Task statement ▸ Reproduce all of the material word for word.

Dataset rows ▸
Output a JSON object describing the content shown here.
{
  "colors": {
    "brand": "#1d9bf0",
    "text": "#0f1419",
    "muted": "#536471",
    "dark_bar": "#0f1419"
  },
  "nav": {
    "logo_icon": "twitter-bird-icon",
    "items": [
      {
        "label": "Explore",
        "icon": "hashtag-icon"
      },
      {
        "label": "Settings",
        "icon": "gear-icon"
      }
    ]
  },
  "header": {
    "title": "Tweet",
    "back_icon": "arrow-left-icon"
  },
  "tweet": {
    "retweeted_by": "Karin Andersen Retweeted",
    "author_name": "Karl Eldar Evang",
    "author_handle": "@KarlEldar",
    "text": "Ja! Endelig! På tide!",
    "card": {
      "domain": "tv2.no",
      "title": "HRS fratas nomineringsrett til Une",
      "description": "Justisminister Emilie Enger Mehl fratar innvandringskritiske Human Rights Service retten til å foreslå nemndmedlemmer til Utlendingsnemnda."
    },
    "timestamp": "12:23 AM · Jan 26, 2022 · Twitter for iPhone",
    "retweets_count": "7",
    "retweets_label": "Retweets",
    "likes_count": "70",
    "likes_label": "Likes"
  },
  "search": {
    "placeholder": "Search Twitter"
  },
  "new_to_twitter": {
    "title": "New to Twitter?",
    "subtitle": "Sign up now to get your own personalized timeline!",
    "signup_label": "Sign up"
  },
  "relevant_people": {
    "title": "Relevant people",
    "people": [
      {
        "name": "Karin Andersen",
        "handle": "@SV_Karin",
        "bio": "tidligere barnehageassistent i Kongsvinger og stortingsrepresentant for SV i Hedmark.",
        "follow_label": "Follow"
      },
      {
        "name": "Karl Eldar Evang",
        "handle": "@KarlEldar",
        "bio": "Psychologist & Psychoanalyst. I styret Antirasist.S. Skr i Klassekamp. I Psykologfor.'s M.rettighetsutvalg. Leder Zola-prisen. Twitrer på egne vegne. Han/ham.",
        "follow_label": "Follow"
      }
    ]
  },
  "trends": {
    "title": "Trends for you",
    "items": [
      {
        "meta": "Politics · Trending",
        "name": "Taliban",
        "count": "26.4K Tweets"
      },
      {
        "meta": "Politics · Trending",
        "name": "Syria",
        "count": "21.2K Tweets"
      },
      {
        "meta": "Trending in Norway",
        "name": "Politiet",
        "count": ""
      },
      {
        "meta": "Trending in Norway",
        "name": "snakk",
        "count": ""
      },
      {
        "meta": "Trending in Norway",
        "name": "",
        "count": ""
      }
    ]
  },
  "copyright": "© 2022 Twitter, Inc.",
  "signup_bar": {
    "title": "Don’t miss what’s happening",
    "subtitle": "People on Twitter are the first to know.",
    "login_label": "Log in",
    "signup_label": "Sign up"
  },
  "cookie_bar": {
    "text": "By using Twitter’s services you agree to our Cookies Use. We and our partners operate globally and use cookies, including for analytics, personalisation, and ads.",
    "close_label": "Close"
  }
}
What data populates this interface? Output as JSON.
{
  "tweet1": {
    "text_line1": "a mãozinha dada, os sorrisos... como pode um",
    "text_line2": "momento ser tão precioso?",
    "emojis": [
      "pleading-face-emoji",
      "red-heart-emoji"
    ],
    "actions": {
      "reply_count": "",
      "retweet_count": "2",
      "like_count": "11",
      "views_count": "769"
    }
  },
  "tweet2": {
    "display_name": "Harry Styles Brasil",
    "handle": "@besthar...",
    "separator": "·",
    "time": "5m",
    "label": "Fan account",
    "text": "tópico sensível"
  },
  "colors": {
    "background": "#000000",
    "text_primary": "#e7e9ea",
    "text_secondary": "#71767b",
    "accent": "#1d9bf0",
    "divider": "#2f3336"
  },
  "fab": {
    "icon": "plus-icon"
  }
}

Response below ▸
Output a JSON object describing the content shown here.
{
  "colors": {
    "brand": "#1d9bf0",
    "text": "#0f1419",
    "muted": "#536471",
    "dark_bar": "#0f1419"
  },
  "nav": {
    "logo_icon": "twitter-bird-icon",
    "items": [
      {
        "label": "Explore",
        "icon": "hashtag-icon"
      },
      {
        "label": "Settings",
        "icon": "gear-icon"
      }
    ]
  },
  "header": {
    "title": "Tweet",
    "back_icon": "arrow-left-icon"
  },
  "tweet": {
    "retweeted_by": "Karin Andersen Retweeted",
    "author_name": "Karl Eldar Evang",
    "author_handle": "@KarlEldar",
    "text": "Ja! Endelig! På tide!",
    "card": {
      "domain": "tv2.no",
      "title": "HRS fratas nomineringsrett til Une",
      "description": "Justisminister Emilie Enger Mehl fratar innvandringskritiske Human Rights Service retten til å foreslå nemndmedlemmer til Utlendingsnemnda."
    },
    "timestamp": "12:23 AM · Jan 26, 2022 · Twitter for iPhone",
    "retweets_count": "7",
    "retweets_label": "Retweets",
    "likes_count": "70",
    "likes_label": "Likes"
  },
  "search": {
    "placeholder": "Search Twitter"
  },
  "new_to_twitter": {
    "title": "New to Twitter?",
    "subtitle": "Sign up now to get your own personalized timeline!",
    "signup_label": "Sign up"
  },
  "relevant_people": {
    "title": "Relevant people",
    "people": [
      {
        "name": "Karin Andersen",
        "handle": "@SV_Karin",
        "bio": "tidligere barnehageassistent i Kongsvinger og stortingsrepresentant for SV i Hedmark.",
        "follow_label": "Follow"
      },
      {
        "name": "Karl Eldar Evang",
        "handle": "@KarlEldar",
        "bio": "Psychologist & Psychoanalyst. I styret Antirasist.S. Skr i Klassekamp. I Psykologfor.'s M.rettighetsutvalg. Leder Zola-prisen. Twitrer på egne vegne. Han/ham.",
        "follow_label": "Follow"
      }
    ]
  },
  "trends": {
    "title": "Trends for you",
    "items": [
      {
        "meta": "Politics · Trending",
        "name": "Taliban",
        "count": "26.4K Tweets"
      },
      {
        "meta": "Politics · Trending",
        "name": "Syria",
        "count": "21.2K Tweets"
      },
      {
        "meta": "Trending in Norway",
        "name": "Politiet",
        "count": ""
      },
      {
        "meta": "Trending in Norway",
        "name": "snakk",
        "count": ""
      },
      {
        "meta": "Trending in Norway",
        "name": "",
        "count": ""
      }
    ]
  },
  "copyright": "© 2022 Twitter, Inc.",
  "signup_bar": {
    "title": "Don’t miss what’s happening",
    "subtitle": "People on Twitter are the first to know.",
    "login_label": "Log in",
    "signup_label": "Sign up"
  },
  "cookie_bar": {
    "text": "By using Twitter’s services you agree to our Cookies Use. We and our partners operate globally and use cookies, including for analytics, personalisation, and ads.",
    "close_label": "Close"
  }
}
What data populates this interface? Output as JSON.
{
  "tweet1": {
    "text_line1": "a mãozinha dada, os sorrisos... como pode um",
    "text_line2": "momento ser tão precioso?",
    "emojis": [
      "pleading-face-emoji",
      "red-heart-emoji"
    ],
    "actions": {
      "reply_count": "",
      "retweet_count": "2",
      "like_count": "11",
      "views_count": "769"
    }
  },
  "tweet2": {
    "display_name": "Harry Styles Brasil",
    "handle": "@besthar...",
    "separator": "·",
    "time": "5m",
    "label": "Fan account",
    "text": "tópico sensível"
  },
  "colors": {
    "background": "#000000",
    "text_primary": "#e7e9ea",
    "text_secondary": "#71767b",
    "accent": "#1d9bf0",
    "divider": "#2f3336"
  },
  "fab": {
    "icon": "plus-icon"
  }
}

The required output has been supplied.